Sift the material for lines containing "Crook", and return them.
──────
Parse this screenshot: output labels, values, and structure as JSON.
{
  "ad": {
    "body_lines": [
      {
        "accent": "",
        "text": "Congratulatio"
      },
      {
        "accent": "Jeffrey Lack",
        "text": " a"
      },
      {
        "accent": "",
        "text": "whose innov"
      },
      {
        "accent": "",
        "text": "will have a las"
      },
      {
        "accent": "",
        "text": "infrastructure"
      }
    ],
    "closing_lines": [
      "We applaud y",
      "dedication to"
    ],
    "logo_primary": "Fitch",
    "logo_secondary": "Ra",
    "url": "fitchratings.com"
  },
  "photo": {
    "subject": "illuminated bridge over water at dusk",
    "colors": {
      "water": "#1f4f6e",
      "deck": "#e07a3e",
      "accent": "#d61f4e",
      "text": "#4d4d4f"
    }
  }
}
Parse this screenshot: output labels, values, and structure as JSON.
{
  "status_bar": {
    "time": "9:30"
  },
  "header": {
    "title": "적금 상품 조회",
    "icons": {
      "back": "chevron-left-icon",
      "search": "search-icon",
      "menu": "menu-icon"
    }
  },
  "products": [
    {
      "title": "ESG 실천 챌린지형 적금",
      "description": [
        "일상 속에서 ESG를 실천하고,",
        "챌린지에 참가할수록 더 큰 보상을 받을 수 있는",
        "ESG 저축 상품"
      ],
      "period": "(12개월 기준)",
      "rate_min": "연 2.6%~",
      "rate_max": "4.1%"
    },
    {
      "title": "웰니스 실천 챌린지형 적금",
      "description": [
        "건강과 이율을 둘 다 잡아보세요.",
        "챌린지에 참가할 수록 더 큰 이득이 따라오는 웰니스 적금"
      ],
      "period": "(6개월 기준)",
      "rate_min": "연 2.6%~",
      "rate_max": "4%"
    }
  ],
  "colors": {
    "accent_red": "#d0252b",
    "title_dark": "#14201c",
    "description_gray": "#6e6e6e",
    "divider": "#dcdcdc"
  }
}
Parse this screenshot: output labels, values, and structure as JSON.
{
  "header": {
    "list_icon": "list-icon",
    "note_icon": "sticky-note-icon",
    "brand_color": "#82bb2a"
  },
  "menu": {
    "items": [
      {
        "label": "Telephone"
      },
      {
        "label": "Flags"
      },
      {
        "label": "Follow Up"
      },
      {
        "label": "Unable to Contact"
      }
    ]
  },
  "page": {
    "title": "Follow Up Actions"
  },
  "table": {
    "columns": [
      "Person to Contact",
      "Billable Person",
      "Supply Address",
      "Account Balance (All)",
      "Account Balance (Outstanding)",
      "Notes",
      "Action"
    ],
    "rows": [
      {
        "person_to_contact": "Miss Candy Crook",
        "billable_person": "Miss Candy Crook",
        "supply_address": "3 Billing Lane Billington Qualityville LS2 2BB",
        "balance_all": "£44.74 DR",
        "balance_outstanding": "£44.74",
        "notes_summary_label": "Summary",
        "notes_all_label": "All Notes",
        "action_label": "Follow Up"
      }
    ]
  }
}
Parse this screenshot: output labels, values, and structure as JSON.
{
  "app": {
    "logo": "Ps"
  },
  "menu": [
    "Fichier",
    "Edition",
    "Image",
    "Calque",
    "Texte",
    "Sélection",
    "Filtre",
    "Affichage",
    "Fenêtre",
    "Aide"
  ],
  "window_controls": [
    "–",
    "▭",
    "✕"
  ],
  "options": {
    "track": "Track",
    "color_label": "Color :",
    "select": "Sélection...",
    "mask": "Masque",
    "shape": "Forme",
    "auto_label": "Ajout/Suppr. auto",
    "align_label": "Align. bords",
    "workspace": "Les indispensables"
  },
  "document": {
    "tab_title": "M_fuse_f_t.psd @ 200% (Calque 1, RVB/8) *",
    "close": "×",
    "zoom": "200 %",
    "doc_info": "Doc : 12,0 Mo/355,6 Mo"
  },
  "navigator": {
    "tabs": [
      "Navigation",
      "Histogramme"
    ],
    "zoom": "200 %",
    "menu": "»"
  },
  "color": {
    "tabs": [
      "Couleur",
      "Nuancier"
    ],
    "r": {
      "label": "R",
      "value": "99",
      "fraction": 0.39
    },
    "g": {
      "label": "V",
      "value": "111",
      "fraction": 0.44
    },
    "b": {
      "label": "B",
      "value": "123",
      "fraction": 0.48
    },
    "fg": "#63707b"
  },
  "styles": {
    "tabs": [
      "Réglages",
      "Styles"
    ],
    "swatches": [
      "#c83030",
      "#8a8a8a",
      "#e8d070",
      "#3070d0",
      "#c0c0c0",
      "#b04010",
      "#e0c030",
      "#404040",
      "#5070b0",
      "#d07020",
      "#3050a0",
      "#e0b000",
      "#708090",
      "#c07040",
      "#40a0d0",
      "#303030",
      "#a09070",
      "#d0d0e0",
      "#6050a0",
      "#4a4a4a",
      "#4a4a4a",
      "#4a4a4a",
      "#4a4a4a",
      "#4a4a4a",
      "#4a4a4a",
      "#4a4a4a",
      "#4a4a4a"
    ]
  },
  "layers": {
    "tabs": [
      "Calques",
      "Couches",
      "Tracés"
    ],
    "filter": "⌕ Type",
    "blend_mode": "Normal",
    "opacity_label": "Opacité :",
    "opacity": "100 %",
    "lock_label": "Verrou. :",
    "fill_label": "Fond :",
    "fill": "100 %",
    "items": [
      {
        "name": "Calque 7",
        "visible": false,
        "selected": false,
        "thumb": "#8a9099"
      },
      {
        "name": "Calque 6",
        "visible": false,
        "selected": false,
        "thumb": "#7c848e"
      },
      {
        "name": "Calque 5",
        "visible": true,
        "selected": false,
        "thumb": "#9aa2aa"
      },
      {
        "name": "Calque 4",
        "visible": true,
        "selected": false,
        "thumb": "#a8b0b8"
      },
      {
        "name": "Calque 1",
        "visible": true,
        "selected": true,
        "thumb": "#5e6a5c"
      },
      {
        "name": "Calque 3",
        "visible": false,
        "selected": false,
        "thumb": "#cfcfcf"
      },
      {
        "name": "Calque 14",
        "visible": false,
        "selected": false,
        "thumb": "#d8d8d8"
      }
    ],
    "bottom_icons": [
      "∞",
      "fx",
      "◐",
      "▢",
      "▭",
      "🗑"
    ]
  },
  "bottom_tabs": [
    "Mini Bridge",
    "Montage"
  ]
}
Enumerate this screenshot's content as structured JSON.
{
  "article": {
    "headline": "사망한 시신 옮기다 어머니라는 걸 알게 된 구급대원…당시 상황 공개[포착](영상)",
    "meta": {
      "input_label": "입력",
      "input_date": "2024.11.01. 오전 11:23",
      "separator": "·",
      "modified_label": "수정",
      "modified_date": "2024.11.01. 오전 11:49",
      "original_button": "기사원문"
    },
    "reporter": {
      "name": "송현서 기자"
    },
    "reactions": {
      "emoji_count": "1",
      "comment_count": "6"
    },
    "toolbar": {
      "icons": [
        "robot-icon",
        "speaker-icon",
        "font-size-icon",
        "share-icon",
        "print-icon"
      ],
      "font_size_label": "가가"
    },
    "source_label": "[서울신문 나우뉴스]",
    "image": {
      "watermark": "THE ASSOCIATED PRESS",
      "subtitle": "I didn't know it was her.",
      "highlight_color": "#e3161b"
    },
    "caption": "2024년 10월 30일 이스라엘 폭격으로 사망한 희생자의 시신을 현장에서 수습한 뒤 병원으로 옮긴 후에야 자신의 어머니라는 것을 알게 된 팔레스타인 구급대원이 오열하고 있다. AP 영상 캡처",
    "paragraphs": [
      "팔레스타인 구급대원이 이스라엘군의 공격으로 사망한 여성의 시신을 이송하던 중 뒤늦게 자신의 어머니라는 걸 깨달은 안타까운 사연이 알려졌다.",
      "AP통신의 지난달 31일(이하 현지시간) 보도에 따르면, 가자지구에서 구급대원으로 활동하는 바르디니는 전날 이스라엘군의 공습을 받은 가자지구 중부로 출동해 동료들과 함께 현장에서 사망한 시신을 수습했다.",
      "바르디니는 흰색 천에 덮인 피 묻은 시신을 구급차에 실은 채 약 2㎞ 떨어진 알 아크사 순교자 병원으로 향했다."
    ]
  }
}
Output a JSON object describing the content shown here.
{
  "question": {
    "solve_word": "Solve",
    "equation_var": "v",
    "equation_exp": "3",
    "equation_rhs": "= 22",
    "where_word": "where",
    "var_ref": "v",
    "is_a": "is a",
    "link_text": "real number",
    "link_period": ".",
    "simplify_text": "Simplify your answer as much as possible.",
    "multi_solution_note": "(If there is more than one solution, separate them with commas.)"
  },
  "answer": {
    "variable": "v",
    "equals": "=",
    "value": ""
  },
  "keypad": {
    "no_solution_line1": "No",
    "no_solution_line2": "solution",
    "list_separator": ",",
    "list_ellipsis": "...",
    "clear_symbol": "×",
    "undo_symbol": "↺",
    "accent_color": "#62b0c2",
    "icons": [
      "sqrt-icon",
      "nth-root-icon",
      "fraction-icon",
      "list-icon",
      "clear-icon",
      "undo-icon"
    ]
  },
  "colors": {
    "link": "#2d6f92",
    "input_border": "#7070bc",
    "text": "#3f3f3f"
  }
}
──────
* Response to the exercise
        "person_to_contact": "Miss Candy Crook",
        "billable_person": "Miss Candy Crook",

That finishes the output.